━━ Data lines

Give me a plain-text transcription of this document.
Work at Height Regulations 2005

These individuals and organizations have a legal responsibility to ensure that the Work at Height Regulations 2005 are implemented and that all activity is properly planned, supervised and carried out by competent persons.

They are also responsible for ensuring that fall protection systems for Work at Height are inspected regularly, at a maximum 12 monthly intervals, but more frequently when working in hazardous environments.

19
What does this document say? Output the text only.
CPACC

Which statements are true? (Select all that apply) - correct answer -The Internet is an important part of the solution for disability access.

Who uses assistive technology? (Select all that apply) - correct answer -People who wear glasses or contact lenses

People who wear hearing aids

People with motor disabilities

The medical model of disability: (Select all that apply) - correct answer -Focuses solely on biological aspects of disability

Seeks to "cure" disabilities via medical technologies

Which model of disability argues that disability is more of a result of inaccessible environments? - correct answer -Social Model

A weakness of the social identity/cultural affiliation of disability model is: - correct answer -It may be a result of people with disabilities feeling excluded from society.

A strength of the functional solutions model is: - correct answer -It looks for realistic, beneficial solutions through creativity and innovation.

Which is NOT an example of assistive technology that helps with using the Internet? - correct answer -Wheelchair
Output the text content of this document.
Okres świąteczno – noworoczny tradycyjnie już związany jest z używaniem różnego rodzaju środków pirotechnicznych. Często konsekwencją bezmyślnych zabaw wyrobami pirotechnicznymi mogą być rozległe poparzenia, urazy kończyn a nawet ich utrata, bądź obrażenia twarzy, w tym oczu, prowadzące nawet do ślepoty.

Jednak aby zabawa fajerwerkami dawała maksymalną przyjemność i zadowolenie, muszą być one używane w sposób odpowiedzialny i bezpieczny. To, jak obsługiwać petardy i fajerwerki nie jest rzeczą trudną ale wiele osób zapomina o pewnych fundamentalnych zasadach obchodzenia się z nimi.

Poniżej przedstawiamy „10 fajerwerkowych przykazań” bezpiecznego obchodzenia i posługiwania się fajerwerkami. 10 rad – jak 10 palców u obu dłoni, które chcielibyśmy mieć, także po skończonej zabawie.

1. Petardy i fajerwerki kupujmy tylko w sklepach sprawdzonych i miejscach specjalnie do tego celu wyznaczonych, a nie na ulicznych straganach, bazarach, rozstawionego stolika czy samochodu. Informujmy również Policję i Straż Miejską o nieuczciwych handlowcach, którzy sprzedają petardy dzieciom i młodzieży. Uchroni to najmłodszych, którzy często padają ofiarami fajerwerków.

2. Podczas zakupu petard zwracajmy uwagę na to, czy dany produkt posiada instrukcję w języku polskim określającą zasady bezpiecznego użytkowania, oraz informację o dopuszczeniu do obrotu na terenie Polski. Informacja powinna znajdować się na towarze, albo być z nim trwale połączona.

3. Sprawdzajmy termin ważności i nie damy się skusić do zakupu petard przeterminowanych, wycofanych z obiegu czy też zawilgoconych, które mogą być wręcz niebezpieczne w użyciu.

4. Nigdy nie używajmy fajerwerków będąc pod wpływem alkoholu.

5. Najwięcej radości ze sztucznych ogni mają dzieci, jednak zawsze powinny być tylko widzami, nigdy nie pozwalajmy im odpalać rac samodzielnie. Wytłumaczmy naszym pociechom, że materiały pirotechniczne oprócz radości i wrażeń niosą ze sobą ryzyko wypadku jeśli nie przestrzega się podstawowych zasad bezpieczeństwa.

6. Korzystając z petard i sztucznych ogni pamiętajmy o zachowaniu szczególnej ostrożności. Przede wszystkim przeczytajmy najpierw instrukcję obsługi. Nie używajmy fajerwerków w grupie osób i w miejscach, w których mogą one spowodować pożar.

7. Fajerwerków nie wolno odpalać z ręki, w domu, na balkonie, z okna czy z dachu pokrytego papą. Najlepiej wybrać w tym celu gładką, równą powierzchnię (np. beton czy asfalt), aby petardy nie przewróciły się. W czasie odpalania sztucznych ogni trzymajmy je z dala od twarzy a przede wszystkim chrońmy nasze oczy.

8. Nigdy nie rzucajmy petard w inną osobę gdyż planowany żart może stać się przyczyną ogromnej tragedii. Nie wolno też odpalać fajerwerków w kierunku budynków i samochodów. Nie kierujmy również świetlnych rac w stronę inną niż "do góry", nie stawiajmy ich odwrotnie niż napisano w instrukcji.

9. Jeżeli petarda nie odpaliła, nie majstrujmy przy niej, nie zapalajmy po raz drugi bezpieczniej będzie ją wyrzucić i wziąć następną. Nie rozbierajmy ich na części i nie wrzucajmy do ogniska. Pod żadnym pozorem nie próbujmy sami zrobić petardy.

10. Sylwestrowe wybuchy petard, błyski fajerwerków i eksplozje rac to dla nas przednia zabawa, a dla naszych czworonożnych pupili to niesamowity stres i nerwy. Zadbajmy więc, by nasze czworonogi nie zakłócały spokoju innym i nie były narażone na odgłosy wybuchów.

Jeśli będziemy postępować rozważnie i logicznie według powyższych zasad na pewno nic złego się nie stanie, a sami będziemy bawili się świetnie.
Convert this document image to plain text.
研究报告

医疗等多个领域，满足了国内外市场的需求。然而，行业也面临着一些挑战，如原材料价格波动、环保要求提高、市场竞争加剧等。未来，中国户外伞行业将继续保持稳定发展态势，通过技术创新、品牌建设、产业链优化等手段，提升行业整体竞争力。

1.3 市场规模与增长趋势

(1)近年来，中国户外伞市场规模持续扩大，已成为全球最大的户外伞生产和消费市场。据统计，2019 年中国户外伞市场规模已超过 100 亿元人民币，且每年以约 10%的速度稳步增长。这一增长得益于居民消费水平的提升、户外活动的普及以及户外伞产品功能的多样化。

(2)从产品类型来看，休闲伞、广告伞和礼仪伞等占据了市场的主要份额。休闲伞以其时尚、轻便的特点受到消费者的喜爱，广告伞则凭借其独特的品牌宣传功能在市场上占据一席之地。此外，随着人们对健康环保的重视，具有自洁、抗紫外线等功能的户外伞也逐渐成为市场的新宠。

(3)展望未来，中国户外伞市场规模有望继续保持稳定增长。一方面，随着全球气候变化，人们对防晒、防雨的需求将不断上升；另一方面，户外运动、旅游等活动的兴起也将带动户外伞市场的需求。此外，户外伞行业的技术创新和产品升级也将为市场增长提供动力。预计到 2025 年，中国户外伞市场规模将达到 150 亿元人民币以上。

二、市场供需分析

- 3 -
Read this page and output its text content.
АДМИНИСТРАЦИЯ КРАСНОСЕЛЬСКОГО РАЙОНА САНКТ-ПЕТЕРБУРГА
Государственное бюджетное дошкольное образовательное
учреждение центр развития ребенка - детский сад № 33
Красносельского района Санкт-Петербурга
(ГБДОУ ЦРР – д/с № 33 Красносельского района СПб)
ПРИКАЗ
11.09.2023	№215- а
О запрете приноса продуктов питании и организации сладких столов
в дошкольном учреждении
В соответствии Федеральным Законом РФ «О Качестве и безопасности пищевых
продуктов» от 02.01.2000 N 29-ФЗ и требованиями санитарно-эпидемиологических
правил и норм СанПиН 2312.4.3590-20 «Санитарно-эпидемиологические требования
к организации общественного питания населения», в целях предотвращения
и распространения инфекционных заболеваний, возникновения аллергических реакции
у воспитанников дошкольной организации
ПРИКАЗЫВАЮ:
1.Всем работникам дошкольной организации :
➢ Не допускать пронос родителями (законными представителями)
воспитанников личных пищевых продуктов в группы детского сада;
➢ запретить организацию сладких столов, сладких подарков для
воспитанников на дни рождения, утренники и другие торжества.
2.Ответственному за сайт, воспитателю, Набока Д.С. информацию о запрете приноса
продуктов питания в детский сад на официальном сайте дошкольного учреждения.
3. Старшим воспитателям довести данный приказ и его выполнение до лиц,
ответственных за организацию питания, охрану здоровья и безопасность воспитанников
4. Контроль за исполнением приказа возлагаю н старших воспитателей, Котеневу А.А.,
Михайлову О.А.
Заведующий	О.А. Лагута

━━━━

▶ Task goal
Look for lines containing the string "Regulations" and copy them all.

▶ Task result
Work at Height Regulations 2005
These individuals and organizations have a legal responsibility to ensure that the Work at Height Regulations 2005 are implemented and that all activity is properly planned, supervised and carried out by competent persons.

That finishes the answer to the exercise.